**EXERCISE**
Search the records for "возврата". Copy every line where it appears.

(Data records)
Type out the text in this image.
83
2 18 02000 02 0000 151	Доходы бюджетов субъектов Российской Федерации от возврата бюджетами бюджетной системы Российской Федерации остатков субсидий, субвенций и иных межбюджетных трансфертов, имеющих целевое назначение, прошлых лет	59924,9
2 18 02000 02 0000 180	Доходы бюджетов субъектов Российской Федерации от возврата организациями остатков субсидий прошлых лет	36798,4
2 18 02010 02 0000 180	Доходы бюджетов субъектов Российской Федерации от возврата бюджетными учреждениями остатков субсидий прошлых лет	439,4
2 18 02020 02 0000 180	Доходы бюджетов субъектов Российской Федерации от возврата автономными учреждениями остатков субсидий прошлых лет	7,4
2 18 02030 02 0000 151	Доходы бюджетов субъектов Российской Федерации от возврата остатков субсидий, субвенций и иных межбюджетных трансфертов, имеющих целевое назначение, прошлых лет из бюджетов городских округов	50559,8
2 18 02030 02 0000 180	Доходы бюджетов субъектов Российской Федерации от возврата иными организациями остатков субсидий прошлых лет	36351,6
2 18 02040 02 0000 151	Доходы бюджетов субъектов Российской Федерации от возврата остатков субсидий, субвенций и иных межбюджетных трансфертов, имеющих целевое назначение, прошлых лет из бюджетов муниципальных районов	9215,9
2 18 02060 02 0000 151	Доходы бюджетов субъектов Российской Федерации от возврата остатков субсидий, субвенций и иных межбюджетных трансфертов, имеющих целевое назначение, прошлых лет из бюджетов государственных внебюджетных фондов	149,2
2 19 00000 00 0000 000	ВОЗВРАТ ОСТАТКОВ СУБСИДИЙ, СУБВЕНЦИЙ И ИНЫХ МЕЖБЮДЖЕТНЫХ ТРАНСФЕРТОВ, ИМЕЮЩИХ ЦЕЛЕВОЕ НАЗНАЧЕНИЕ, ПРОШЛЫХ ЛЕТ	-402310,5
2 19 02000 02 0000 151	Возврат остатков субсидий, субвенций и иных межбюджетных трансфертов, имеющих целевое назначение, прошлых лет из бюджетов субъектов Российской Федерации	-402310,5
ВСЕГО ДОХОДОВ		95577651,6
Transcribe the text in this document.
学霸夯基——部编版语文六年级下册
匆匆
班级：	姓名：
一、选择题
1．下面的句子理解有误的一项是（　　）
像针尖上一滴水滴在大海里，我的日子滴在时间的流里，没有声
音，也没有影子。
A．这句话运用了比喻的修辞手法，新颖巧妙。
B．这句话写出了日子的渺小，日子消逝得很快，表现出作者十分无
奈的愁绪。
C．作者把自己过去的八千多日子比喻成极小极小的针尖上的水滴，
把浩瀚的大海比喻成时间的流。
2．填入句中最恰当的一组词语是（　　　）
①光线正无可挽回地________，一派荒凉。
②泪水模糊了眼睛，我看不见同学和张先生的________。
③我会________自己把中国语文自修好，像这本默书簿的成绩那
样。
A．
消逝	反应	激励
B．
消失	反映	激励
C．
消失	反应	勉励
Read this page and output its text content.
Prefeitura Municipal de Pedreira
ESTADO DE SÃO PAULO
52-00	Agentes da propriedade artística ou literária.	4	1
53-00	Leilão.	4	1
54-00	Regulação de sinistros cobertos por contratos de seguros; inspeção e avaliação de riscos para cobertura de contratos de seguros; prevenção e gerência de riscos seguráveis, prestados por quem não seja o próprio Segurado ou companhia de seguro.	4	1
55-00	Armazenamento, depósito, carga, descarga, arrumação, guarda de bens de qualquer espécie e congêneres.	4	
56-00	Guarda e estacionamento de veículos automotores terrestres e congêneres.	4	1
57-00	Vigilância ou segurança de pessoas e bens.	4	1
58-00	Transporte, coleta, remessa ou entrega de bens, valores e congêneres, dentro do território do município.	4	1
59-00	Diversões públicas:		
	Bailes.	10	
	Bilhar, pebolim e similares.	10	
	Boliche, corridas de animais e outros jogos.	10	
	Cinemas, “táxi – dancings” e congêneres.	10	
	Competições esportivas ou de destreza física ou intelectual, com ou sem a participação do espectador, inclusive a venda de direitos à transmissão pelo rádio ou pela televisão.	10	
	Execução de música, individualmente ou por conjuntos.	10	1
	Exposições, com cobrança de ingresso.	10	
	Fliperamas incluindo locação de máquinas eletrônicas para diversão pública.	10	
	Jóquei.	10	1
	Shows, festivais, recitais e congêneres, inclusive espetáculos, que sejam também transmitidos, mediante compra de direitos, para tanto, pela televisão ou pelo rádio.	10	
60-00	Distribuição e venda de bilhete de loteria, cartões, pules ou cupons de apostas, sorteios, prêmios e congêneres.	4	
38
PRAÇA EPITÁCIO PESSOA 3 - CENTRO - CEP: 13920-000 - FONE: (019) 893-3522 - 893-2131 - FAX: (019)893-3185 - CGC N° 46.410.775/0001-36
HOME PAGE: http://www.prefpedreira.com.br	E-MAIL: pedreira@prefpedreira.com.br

**EXERCISE ANSWER**
2 18 02000 02 0000 151	Доходы бюджетов субъектов Российской Федерации от возврата бюджетами бюджетной системы Российской Федерации остатков субсидий, субвенций и иных межбюджетных трансфертов, имеющих целевое назначение, прошлых лет	59924,9
2 18 02000 02 0000 180	Доходы бюджетов субъектов Российской Федерации от возврата организациями остатков субсидий прошлых лет	36798,4
2 18 02010 02 0000 180	Доходы бюджетов субъектов Российской Федерации от возврата бюджетными учреждениями остатков субсидий прошлых лет	439,4
2 18 02020 02 0000 180	Доходы бюджетов субъектов Российской Федерации от возврата автономными учреждениями остатков субсидий прошлых лет	7,4
2 18 02030 02 0000 151	Доходы бюджетов субъектов Российской Федерации от возврата остатков субсидий, субвенций и иных межбюджетных трансфертов, имеющих целевое назначение, прошлых лет из бюджетов городских округов	50559,8
2 18 02030 02 0000 180	Доходы бюджетов субъектов Российской Федерации от возврата иными организациями остатков субсидий прошлых лет	36351,6
2 18 02040 02 0000 151	Доходы бюджетов субъектов Российской Федерации от возврата остатков субсидий, субвенций и иных межбюджетных трансфертов, имеющих целевое назначение, прошлых лет из бюджетов муниципальных районов	9215,9
2 18 02060 02 0000 151	Доходы бюджетов субъектов Российской Федерации от возврата остатков субсидий, субвенций и иных межбюджетных трансфертов, имеющих целевое назначение, прошлых лет из бюджетов государственных внебюджетных фондов	149,2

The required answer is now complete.